> [EXERCISE TASK]:
Render every line of the listing below as a Markdown table with the columns Row and Line, numbering the rows and omitting blank lines and the pictures.

> [MATERIAL PROVIDED]:
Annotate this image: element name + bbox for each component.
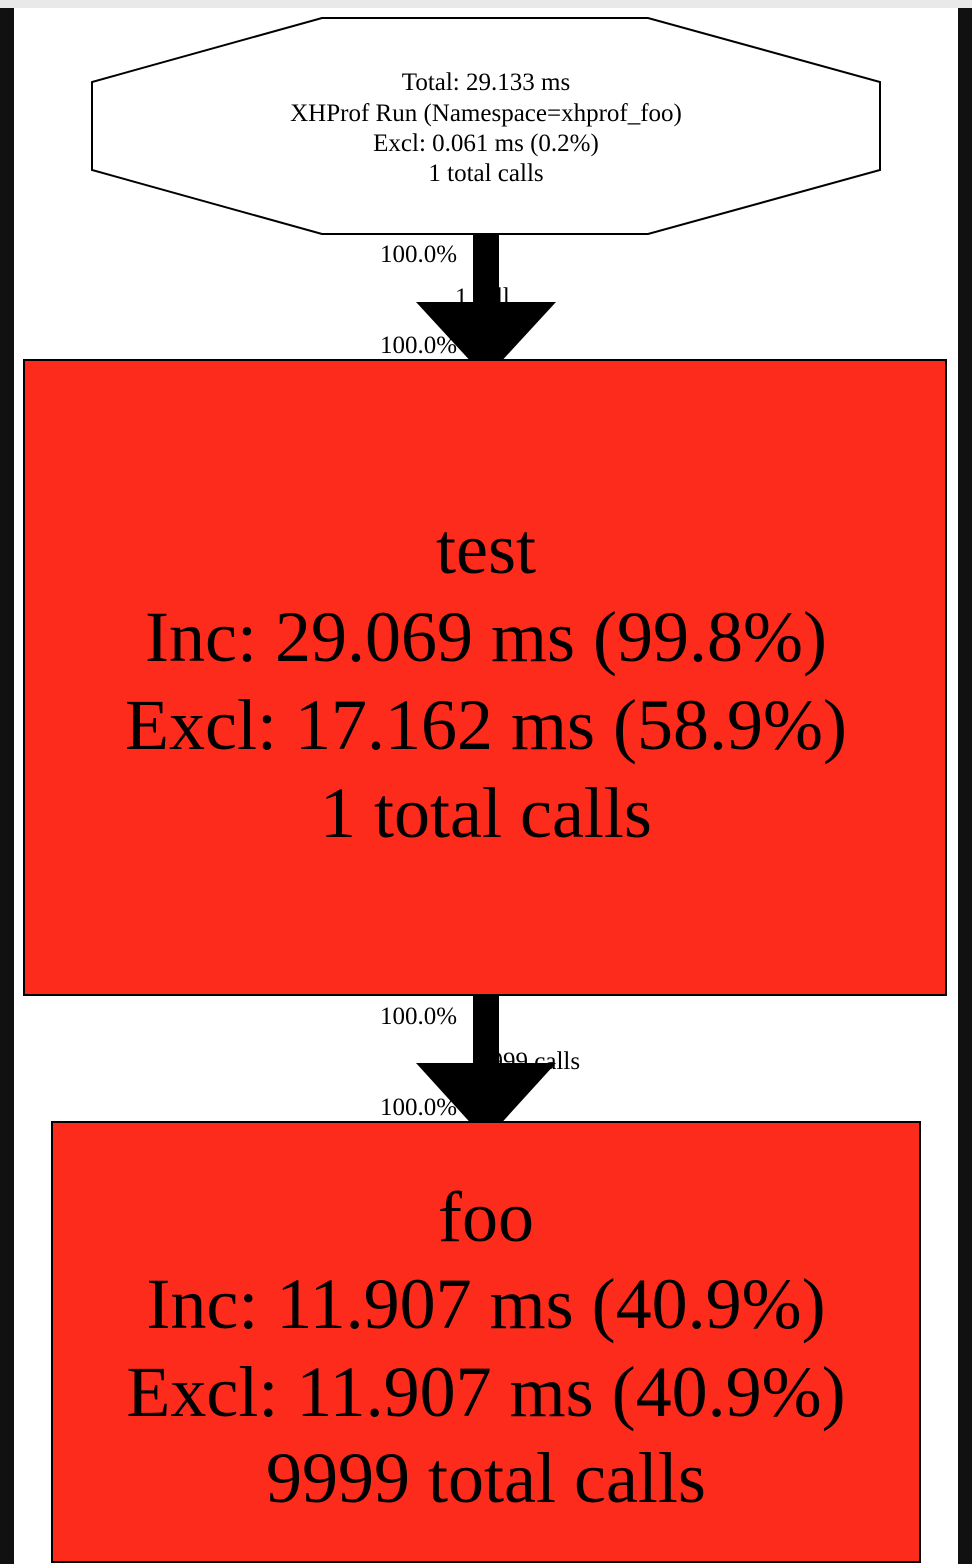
root-node-title: XHProf Run (Namespace=xhprof_foo) (290, 100, 682, 127)
foo-node-excl: Excl: 11.907 ms (40.9%) (126, 1352, 845, 1432)
test-node-name: test (436, 509, 536, 589)
callgraph-diagram: Total: 29.133 ms XHProf Run (Namespace=x… (23, 17, 947, 1563)
foo-node-shape (51, 1121, 921, 1563)
root-node-calls: 1 total calls (428, 160, 543, 187)
edge2-arrowhead (416, 1063, 556, 1140)
edge-root-to-test: 100.0% 1 call 100.0% (380, 234, 556, 378)
foo-node-name: foo (438, 1177, 534, 1257)
edge1-head-label: 100.0% (380, 332, 457, 359)
top-bar (0, 0, 972, 8)
test-node[interactable]: test Inc: 29.069 ms (99.8%) Excl: 17.162… (23, 359, 947, 996)
test-node-shape (23, 359, 947, 996)
foo-node-inc: Inc: 11.907 ms (40.9%) (146, 1264, 825, 1344)
callgraph-canvas: Total: 29.133 ms XHProf Run (Namespace=x… (14, 8, 958, 1564)
foo-node-calls: 9999 total calls (266, 1438, 706, 1518)
root-node-total: Total: 29.133 ms (402, 69, 570, 96)
edge2-shaft (473, 995, 499, 1067)
edge1-tail-label: 100.0% (380, 241, 457, 268)
root-node[interactable]: Total: 29.133 ms XHProf Run (Namespace=x… (91, 17, 881, 235)
edge1-arrowhead (416, 302, 556, 378)
foo-node[interactable]: foo Inc: 11.907 ms (40.9%) Excl: 11.907 … (51, 1121, 921, 1563)
test-node-inc: Inc: 29.069 ms (99.8%) (145, 597, 827, 677)
edge2-tail-label: 100.0% (380, 1003, 457, 1030)
root-node-shape (91, 17, 881, 235)
test-node-excl: Excl: 17.162 ms (58.9%) (125, 685, 847, 765)
edge-test-to-foo: 100.0% 9999 calls 100.0% (380, 995, 580, 1140)
test-node-calls: 1 total calls (320, 773, 652, 853)
edge2-head-label: 100.0% (380, 1094, 457, 1121)
edge1-shaft (473, 234, 499, 306)
root-node-excl: Excl: 0.061 ms (0.2%) (373, 130, 599, 157)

> [WRITTEN RESPONSE]:
| Row | Line |
|---|---|
| 1 | Annotate this image: element name + bbox for each component. |
| 2 | root-node-title: XHProf Run (Namespace=xhprof_foo) (290, 100, 682, 127) |
| 3 | foo-node-excl: Excl: 11.907 ms (40.9%) (126, 1352, 845, 1432) |
| 4 | test-node-name: test (436, 509, 536, 589) |
| 5 | callgraph-diagram: Total: 29.133 ms XHProf Run (Namespace=x… (23, 17, 947, 1563) |
| 6 | foo-node-shape (51, 1121, 921, 1563) |
| 7 | root-node-calls: 1 total calls (428, 160, 543, 187) |
| 8 | edge2-arrowhead (416, 1063, 556, 1140) |
| 9 | edge-root-to-test: 100.0% 1 call 100.0% (380, 234, 556, 378) |
| 10 | foo-node-name: foo (438, 1177, 534, 1257) |
| 11 | edge1-head-label: 100.0% (380, 332, 457, 359) |
| 12 | top-bar (0, 0, 972, 8) |
| 13 | test-node[interactable]: test Inc: 29.069 ms (99.8%) Excl: 17.162… (23, 359, 947, 996) |
| 14 | test-node-shape (23, 359, 947, 996) |
| 15 | foo-node-inc: Inc: 11.907 ms (40.9%) (146, 1264, 825, 1344) |
| 16 | callgraph-canvas: Total: 29.133 ms XHProf Run (Namespace=x… (14, 8, 958, 1564) |
| 17 | foo-node-calls: 9999 total calls (266, 1438, 706, 1518) |
| 18 | root-node-total: Total: 29.133 ms (402, 69, 570, 96) |
| 19 | edge2-shaft (473, 995, 499, 1067) |
| 20 | edge1-tail-label: 100.0% (380, 241, 457, 268) |
| 21 | root-node[interactable]: Total: 29.133 ms XHProf Run (Namespace=x… (91, 17, 881, 235) |
| 22 | edge1-arrowhead (416, 302, 556, 378) |
| 23 | foo-node[interactable]: foo Inc: 11.907 ms (40.9%) Excl: 11.907 … (51, 1121, 921, 1563) |
| 24 | test-node-inc: Inc: 29.069 ms (99.8%) (145, 597, 827, 677) |
| 25 | edge2-tail-label: 100.0% (380, 1003, 457, 1030) |
| 26 | root-node-shape (91, 17, 881, 235) |
| 27 | test-node-excl: Excl: 17.162 ms (58.9%) (125, 685, 847, 765) |
| 28 | edge-test-to-foo: 100.0% 9999 calls 100.0% (380, 995, 580, 1140) |
| 29 | test-node-calls: 1 total calls (320, 773, 652, 853) |
| 30 | edge2-head-label: 100.0% (380, 1094, 457, 1121) |
| 31 | edge1-shaft (473, 234, 499, 306) |
| 32 | root-node-excl: Excl: 0.061 ms (0.2%) (373, 130, 599, 157) |